• [SHORT TASK] Select the lines of the records containing the word "rules" and list them.
** start of WORKING DATA **
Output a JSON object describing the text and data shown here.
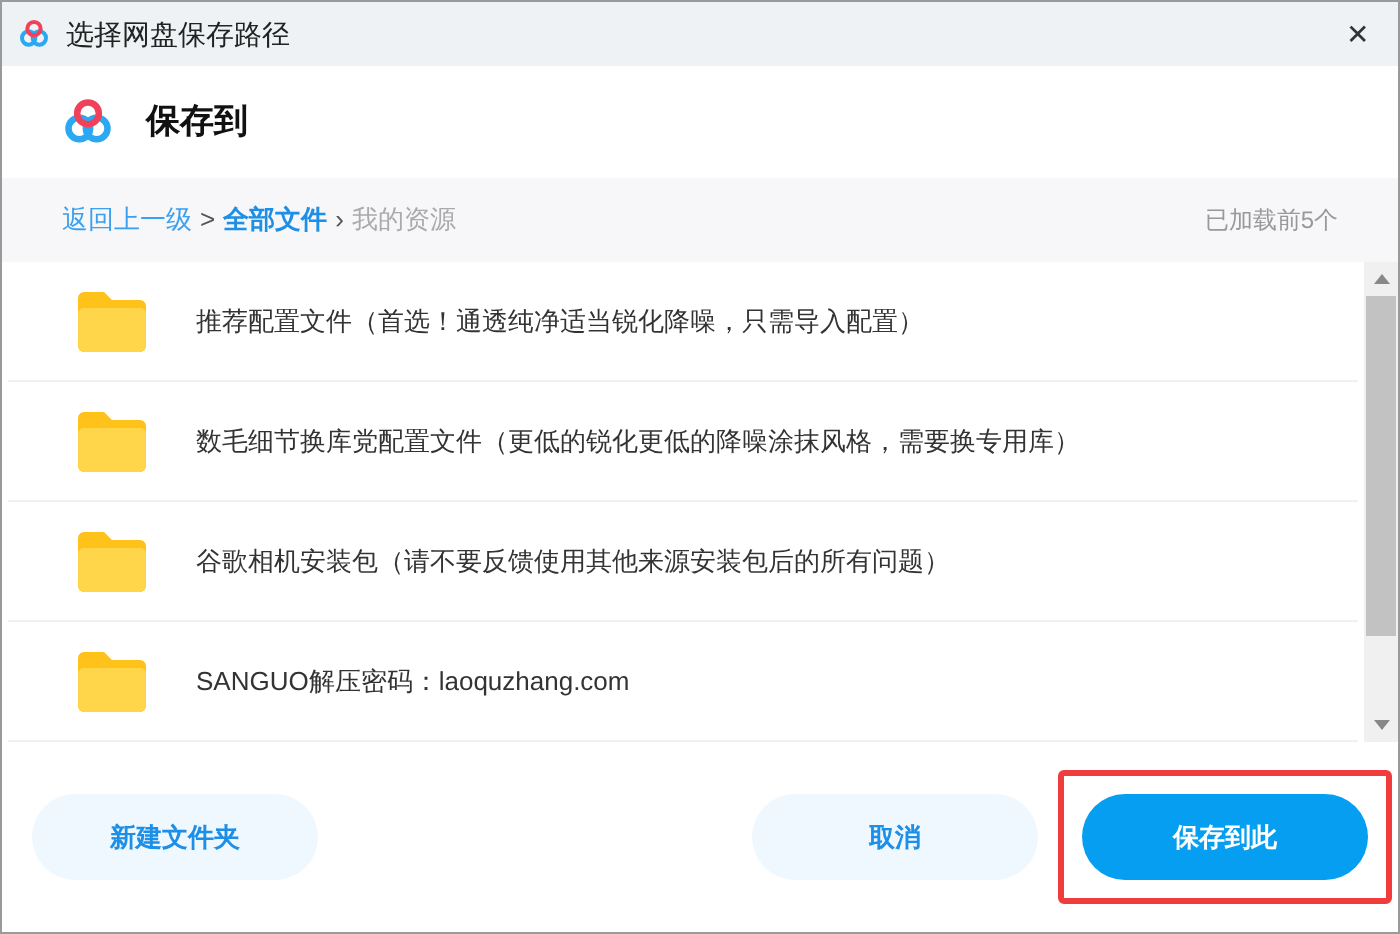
{
  "window": {
    "title": "选择网盘保存路径",
    "close": "✕"
  },
  "header": {
    "title": "保存到"
  },
  "breadcrumb": {
    "items": [
      {
        "kind": "link",
        "text": "返回上一级"
      },
      {
        "kind": "separator",
        "text": ">"
      },
      {
        "kind": "current",
        "text": "全部文件"
      },
      {
        "kind": "separator",
        "text": "›"
      },
      {
        "kind": "muted",
        "text": "我的资源"
      }
    ],
    "count": "已加载前5个"
  },
  "folders": [
    {
      "name": "推荐配置文件（首选！通透纯净适当锐化降噪，只需导入配置）"
    },
    {
      "name": "数毛细节换库党配置文件（更低的锐化更低的降噪涂抹风格，需要换专用库）"
    },
    {
      "name": "谷歌相机安装包（请不要反馈使用其他来源安装包后的所有问题）"
    },
    {
      "name": "SANGUO解压密码：laoquzhang.com"
    }
  ],
  "buttons": [
    {
      "kind": "secondary",
      "label": "新建文件夹",
      "highlighted": false
    },
    {
      "kind": "spacer"
    },
    {
      "kind": "secondary",
      "label": "取消",
      "highlighted": false
    },
    {
      "kind": "primary",
      "label": "保存到此",
      "highlighted": true
    }
  ]
}
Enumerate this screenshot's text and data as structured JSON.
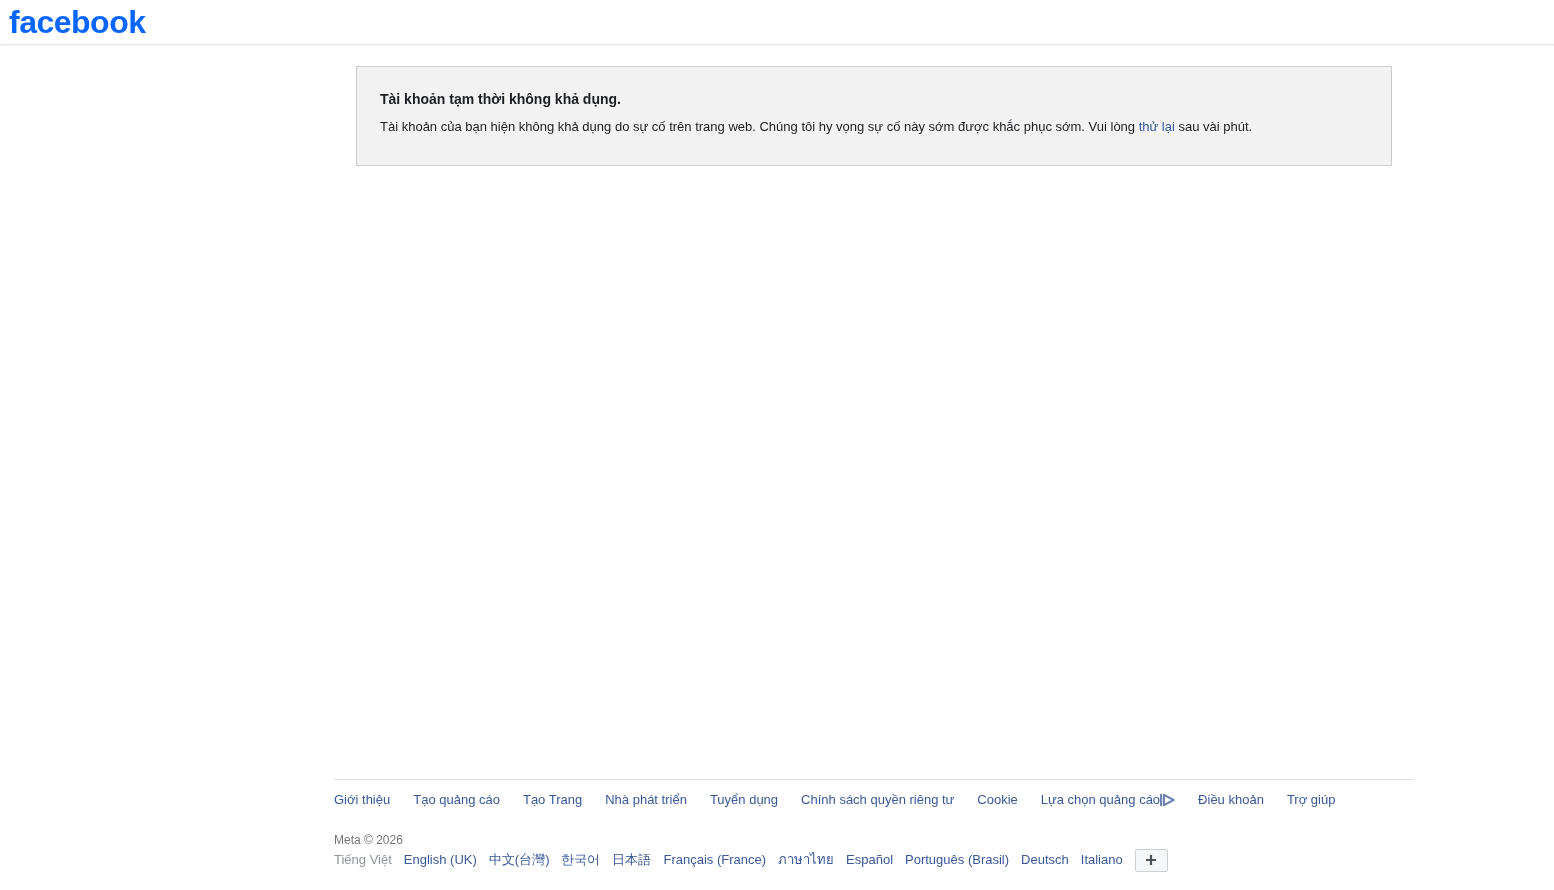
{
  "header": {
    "logo": "facebook"
  },
  "notice": {
    "title": "Tài khoản tạm thời không khả dụng.",
    "message": {
      "before": "Tài khoản của bạn hiện không khả dụng do sự cố trên trang web. Chúng tôi hy vọng sự cố này sớm được khắc phục sớm. Vui lòng",
      "link": "thử lại",
      "after": "sau vài phút."
    }
  },
  "footer": {
    "links": [
      {
        "label": "Giới thiệu",
        "kind": "text"
      },
      {
        "label": "Tạo quảng cáo",
        "kind": "text"
      },
      {
        "label": "Tạo Trang",
        "kind": "text"
      },
      {
        "label": "Nhà phát triển",
        "kind": "text"
      },
      {
        "label": "Tuyển dụng",
        "kind": "text"
      },
      {
        "label": "Chính sách quyền riêng tư",
        "kind": "text"
      },
      {
        "label": "Cookie",
        "kind": "text"
      },
      {
        "label": "Lựa chọn quảng cáo",
        "kind": "ad_choices"
      },
      {
        "label": "Điều khoản",
        "kind": "text"
      },
      {
        "label": "Trợ giúp",
        "kind": "text"
      }
    ],
    "copyright": "Meta © 2026",
    "languages": [
      {
        "label": "Tiếng Việt",
        "selected": true
      },
      {
        "label": "English (UK)",
        "selected": false
      },
      {
        "label": "中文(台灣)",
        "selected": false
      },
      {
        "label": "한국어",
        "selected": false
      },
      {
        "label": "日本語",
        "selected": false
      },
      {
        "label": "Français (France)",
        "selected": false
      },
      {
        "label": "ภาษาไทย",
        "selected": false
      },
      {
        "label": "Español",
        "selected": false
      },
      {
        "label": "Português (Brasil)",
        "selected": false
      },
      {
        "label": "Deutsch",
        "selected": false
      },
      {
        "label": "Italiano",
        "selected": false
      }
    ]
  }
}
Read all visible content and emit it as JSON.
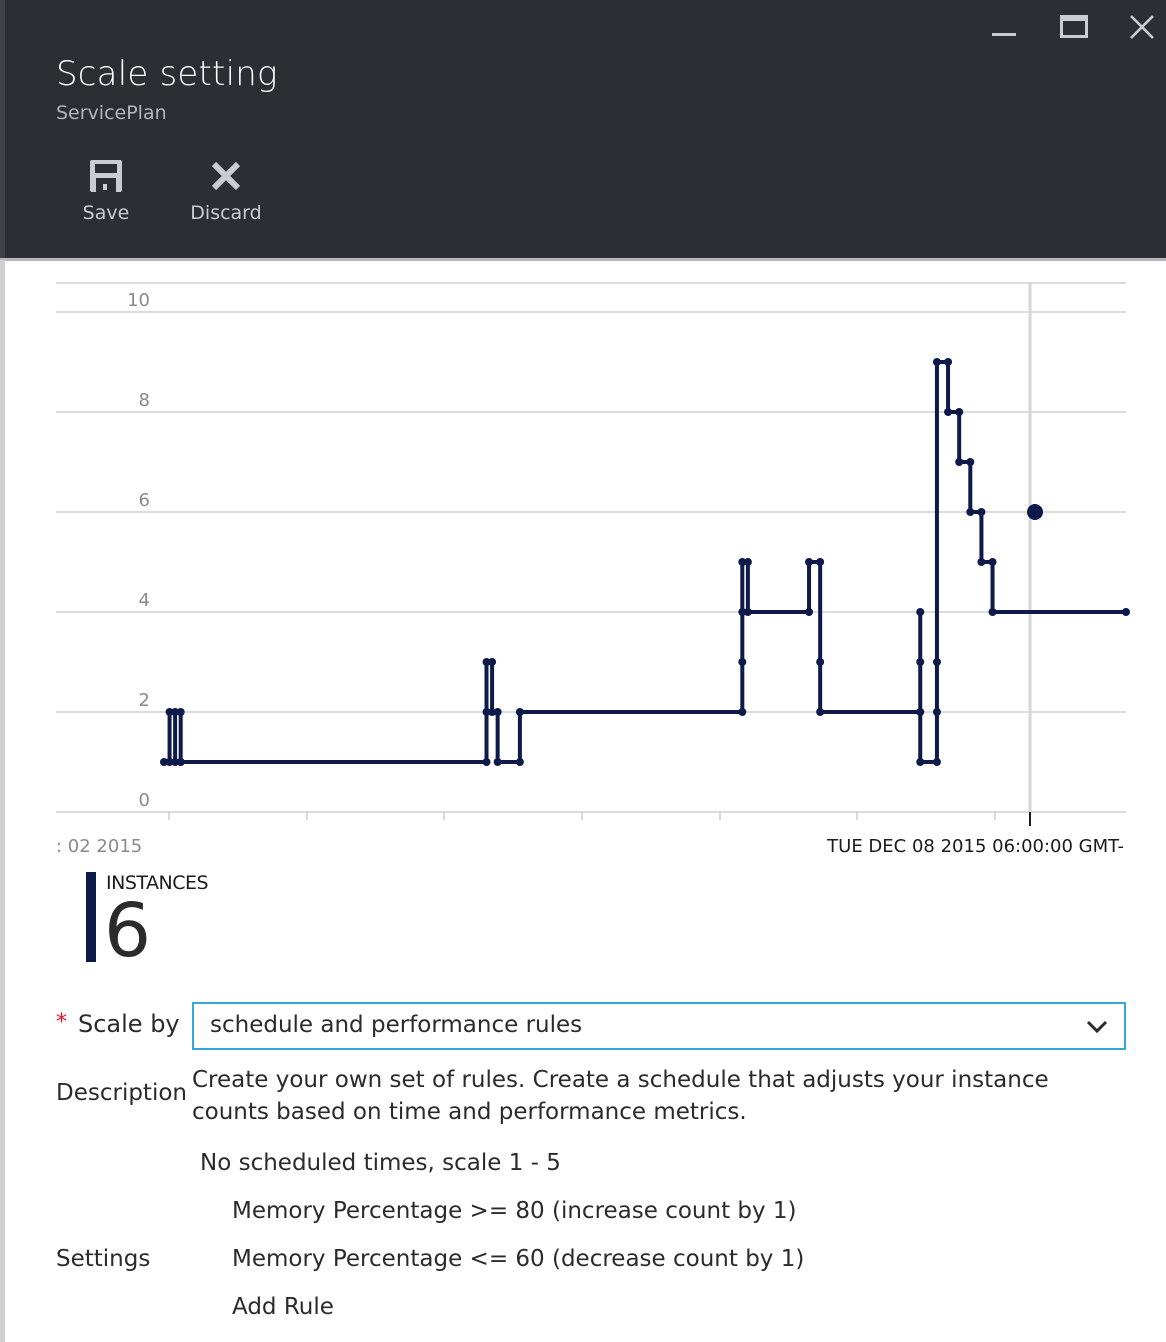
{
  "header": {
    "title": "Scale setting",
    "subtitle": "ServicePlan",
    "save_label": "Save",
    "discard_label": "Discard",
    "icons": {
      "minimize": "minimize-icon",
      "maximize": "maximize-icon",
      "close": "close-icon",
      "save": "save-icon",
      "discard": "discard-icon"
    }
  },
  "colors": {
    "header_bg": "#2b2e33",
    "series": "#0e1a4a",
    "accent": "#33a8df",
    "required": "#e81123",
    "grid": "#c8c8c8"
  },
  "chart_data": {
    "type": "line",
    "step": true,
    "yticks": [
      "0",
      "2",
      "4",
      "6",
      "8",
      "10"
    ],
    "ylim": [
      0,
      10
    ],
    "grid": true,
    "xlim": [
      0,
      173
    ],
    "xaxis_label_fragment": "02 2015",
    "hover_date_label": "TUE DEC 08 2015 06:00:00 GMT-",
    "hover_value": 6,
    "series": [
      {
        "values": [
          [
            0,
            1
          ],
          [
            1,
            1
          ],
          [
            1,
            2
          ],
          [
            2,
            2
          ],
          [
            2,
            1
          ],
          [
            3,
            1
          ],
          [
            3,
            2
          ],
          [
            3,
            1
          ],
          [
            58,
            1
          ],
          [
            58,
            2
          ],
          [
            58,
            3
          ],
          [
            59,
            3
          ],
          [
            59,
            2
          ],
          [
            60,
            2
          ],
          [
            60,
            1
          ],
          [
            64,
            1
          ],
          [
            64,
            2
          ],
          [
            104,
            2
          ],
          [
            104,
            3
          ],
          [
            104,
            4
          ],
          [
            104,
            5
          ],
          [
            105,
            5
          ],
          [
            105,
            4
          ],
          [
            116,
            4
          ],
          [
            116,
            5
          ],
          [
            118,
            5
          ],
          [
            118,
            3
          ],
          [
            118,
            2
          ],
          [
            136,
            2
          ],
          [
            136,
            3
          ],
          [
            136,
            4
          ],
          [
            136,
            1
          ],
          [
            139,
            1
          ],
          [
            139,
            2
          ],
          [
            139,
            3
          ],
          [
            139,
            9
          ],
          [
            141,
            9
          ],
          [
            141,
            8
          ],
          [
            143,
            8
          ],
          [
            143,
            7
          ],
          [
            145,
            7
          ],
          [
            145,
            6
          ],
          [
            147,
            6
          ],
          [
            147,
            5
          ],
          [
            149,
            5
          ],
          [
            149,
            4
          ],
          [
            173,
            4
          ]
        ]
      }
    ]
  },
  "instances": {
    "label": "INSTANCES",
    "value": "6"
  },
  "form": {
    "scale_by_required": "*",
    "scale_by_label": "Scale by",
    "scale_by_value": "schedule and performance rules",
    "description_label": "Description",
    "description_text": "Create your own set of rules. Create a schedule that adjusts your instance counts based on time and performance metrics.",
    "schedule_summary": "No scheduled times, scale 1 - 5",
    "rules": [
      "Memory Percentage >= 80 (increase count by 1)",
      "Memory Percentage <= 60 (decrease count by 1)"
    ],
    "add_rule_label": "Add Rule",
    "settings_label": "Settings"
  }
}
** end of WORKING DATA **
• [ANSWER TO THIS TASK]
    "scale_by_value": "schedule and performance rules",
    "description_text": "Create your own set of rules. Create a schedule that adjusts your instance counts based on time and performance metrics.",
    "rules": [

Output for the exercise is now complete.